• Requirement
Do not carry the pictures over; copy every other part of the entries exactly.

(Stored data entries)
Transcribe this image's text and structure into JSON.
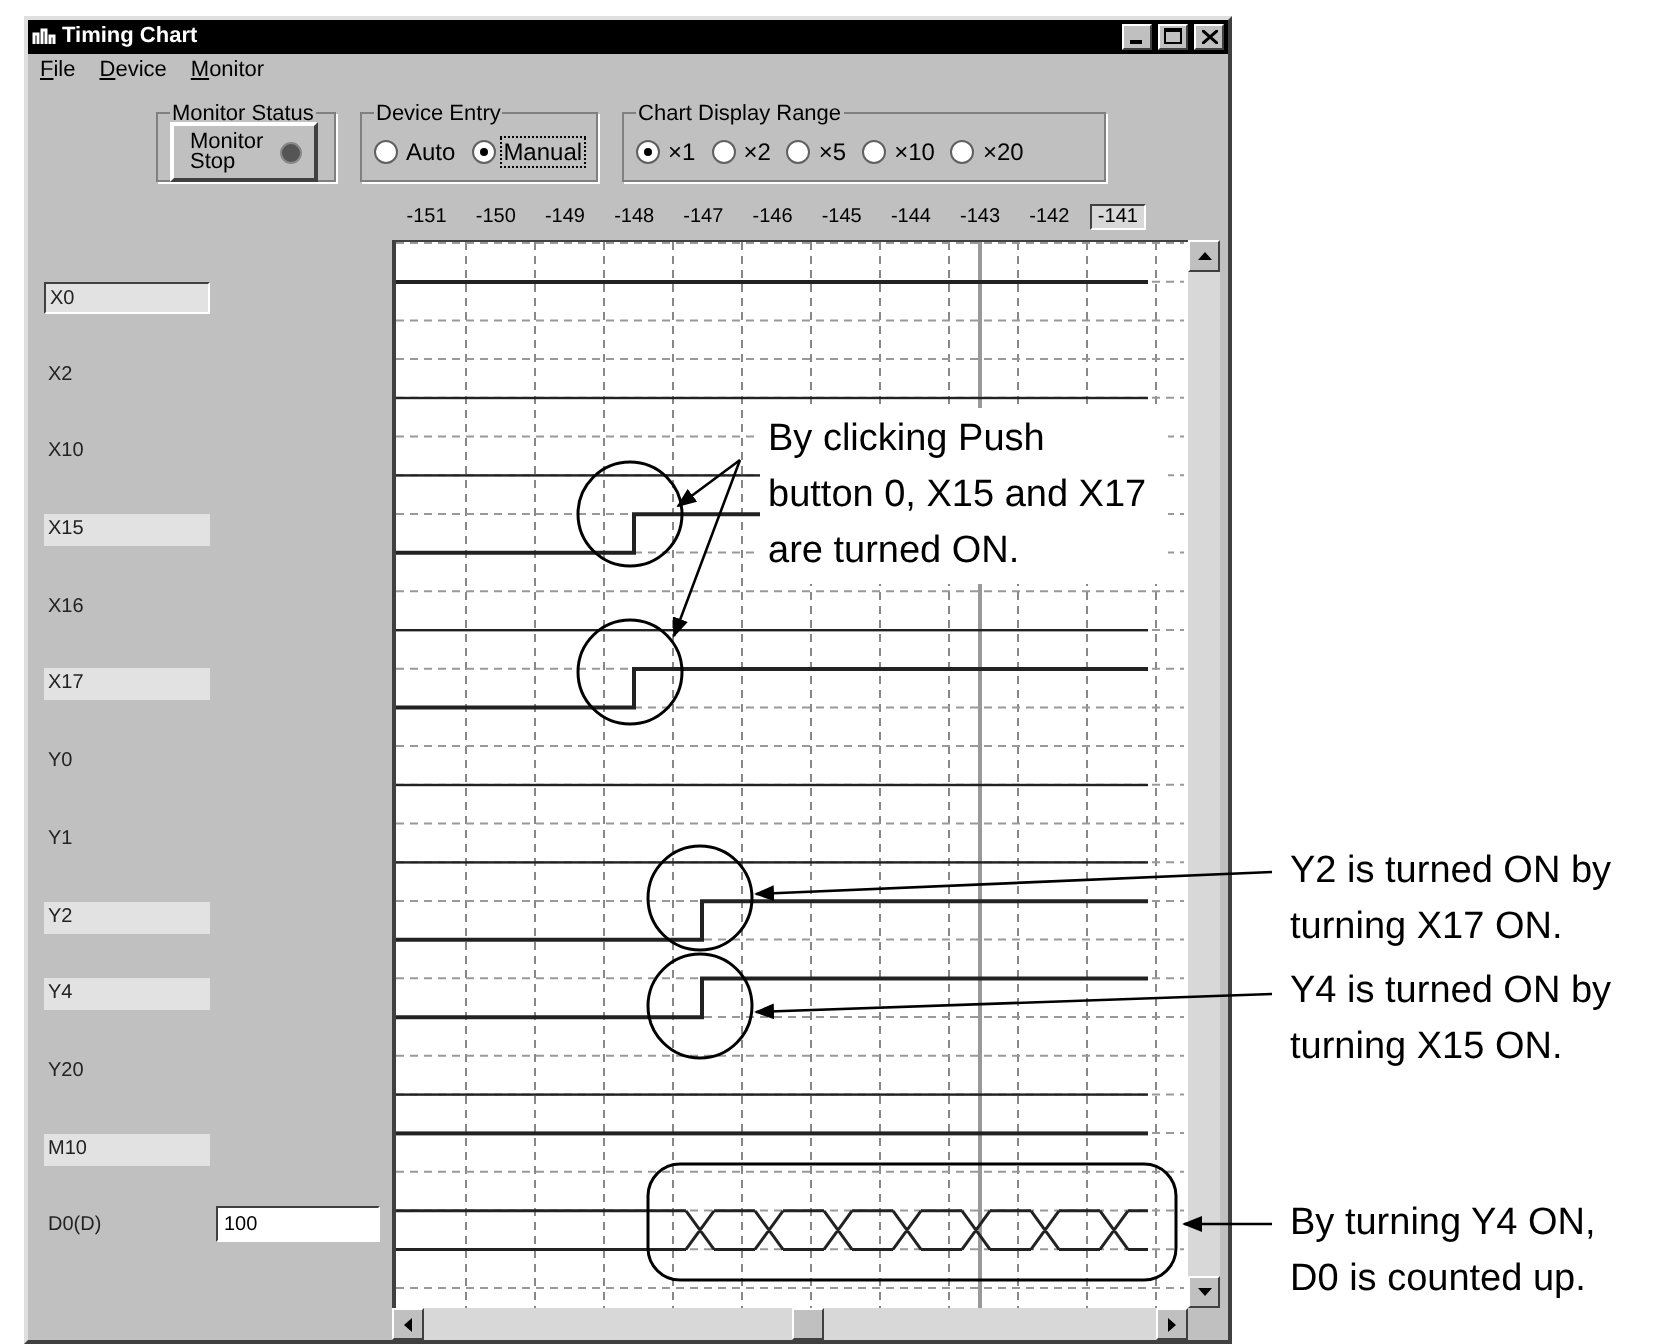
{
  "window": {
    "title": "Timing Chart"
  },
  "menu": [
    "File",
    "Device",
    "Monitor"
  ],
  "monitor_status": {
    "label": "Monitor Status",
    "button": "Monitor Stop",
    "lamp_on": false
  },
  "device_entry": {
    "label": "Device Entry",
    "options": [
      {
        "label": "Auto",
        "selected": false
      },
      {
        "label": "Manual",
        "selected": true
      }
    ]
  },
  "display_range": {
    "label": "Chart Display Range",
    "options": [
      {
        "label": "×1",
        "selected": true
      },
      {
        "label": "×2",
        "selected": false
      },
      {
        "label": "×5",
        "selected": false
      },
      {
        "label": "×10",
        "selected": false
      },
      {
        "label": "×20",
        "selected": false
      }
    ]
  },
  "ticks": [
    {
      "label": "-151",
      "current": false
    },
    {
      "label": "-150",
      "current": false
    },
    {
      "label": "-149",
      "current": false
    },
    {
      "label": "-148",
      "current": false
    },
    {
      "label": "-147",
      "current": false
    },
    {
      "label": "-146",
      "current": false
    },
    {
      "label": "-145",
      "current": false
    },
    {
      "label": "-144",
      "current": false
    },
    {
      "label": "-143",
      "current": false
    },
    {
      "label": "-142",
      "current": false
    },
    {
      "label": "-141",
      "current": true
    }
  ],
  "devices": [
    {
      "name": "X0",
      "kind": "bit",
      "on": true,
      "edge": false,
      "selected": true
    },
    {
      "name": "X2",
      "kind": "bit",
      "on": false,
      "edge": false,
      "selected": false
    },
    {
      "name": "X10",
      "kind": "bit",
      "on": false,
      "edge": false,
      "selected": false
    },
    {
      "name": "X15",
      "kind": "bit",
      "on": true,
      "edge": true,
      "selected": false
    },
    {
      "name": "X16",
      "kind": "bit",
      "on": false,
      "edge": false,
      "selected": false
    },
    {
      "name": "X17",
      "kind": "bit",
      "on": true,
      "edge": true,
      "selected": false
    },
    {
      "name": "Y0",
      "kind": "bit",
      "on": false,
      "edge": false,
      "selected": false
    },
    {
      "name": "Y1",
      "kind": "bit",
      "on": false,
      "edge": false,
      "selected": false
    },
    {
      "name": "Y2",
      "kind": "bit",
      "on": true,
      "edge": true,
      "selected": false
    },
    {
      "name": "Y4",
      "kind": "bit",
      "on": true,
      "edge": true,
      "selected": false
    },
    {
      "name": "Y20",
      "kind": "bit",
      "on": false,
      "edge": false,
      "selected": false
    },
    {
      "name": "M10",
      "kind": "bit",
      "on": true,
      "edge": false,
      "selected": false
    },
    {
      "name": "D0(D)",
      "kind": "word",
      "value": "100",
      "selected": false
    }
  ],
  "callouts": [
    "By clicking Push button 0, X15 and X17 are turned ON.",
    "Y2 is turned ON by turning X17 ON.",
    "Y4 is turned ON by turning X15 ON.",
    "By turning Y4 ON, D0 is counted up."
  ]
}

• The response
Transcribe this image's text and structure into JSON.
{
  "window": {
    "title": "Timing Chart"
  },
  "menu": [
    "File",
    "Device",
    "Monitor"
  ],
  "monitor_status": {
    "label": "Monitor Status",
    "button": "Monitor Stop",
    "lamp_on": false
  },
  "device_entry": {
    "label": "Device Entry",
    "options": [
      {
        "label": "Auto",
        "selected": false
      },
      {
        "label": "Manual",
        "selected": true
      }
    ]
  },
  "display_range": {
    "label": "Chart Display Range",
    "options": [
      {
        "label": "×1",
        "selected": true
      },
      {
        "label": "×2",
        "selected": false
      },
      {
        "label": "×5",
        "selected": false
      },
      {
        "label": "×10",
        "selected": false
      },
      {
        "label": "×20",
        "selected": false
      }
    ]
  },
  "ticks": [
    {
      "label": "-151",
      "current": false
    },
    {
      "label": "-150",
      "current": false
    },
    {
      "label": "-149",
      "current": false
    },
    {
      "label": "-148",
      "current": false
    },
    {
      "label": "-147",
      "current": false
    },
    {
      "label": "-146",
      "current": false
    },
    {
      "label": "-145",
      "current": false
    },
    {
      "label": "-144",
      "current": false
    },
    {
      "label": "-143",
      "current": false
    },
    {
      "label": "-142",
      "current": false
    },
    {
      "label": "-141",
      "current": true
    }
  ],
  "devices": [
    {
      "name": "X0",
      "kind": "bit",
      "on": true,
      "edge": false,
      "selected": true
    },
    {
      "name": "X2",
      "kind": "bit",
      "on": false,
      "edge": false,
      "selected": false
    },
    {
      "name": "X10",
      "kind": "bit",
      "on": false,
      "edge": false,
      "selected": false
    },
    {
      "name": "X15",
      "kind": "bit",
      "on": true,
      "edge": true,
      "selected": false
    },
    {
      "name": "X16",
      "kind": "bit",
      "on": false,
      "edge": false,
      "selected": false
    },
    {
      "name": "X17",
      "kind": "bit",
      "on": true,
      "edge": true,
      "selected": false
    },
    {
      "name": "Y0",
      "kind": "bit",
      "on": false,
      "edge": false,
      "selected": false
    },
    {
      "name": "Y1",
      "kind": "bit",
      "on": false,
      "edge": false,
      "selected": false
    },
    {
      "name": "Y2",
      "kind": "bit",
      "on": true,
      "edge": true,
      "selected": false
    },
    {
      "name": "Y4",
      "kind": "bit",
      "on": true,
      "edge": true,
      "selected": false
    },
    {
      "name": "Y20",
      "kind": "bit",
      "on": false,
      "edge": false,
      "selected": false
    },
    {
      "name": "M10",
      "kind": "bit",
      "on": true,
      "edge": false,
      "selected": false
    },
    {
      "name": "D0(D)",
      "kind": "word",
      "value": "100",
      "selected": false
    }
  ],
  "callouts": [
    "By clicking Push button 0, X15 and X17 are turned ON.",
    "Y2 is turned ON by turning X17 ON.",
    "Y4 is turned ON by turning X15 ON.",
    "By turning Y4 ON, D0 is counted up."
  ]
}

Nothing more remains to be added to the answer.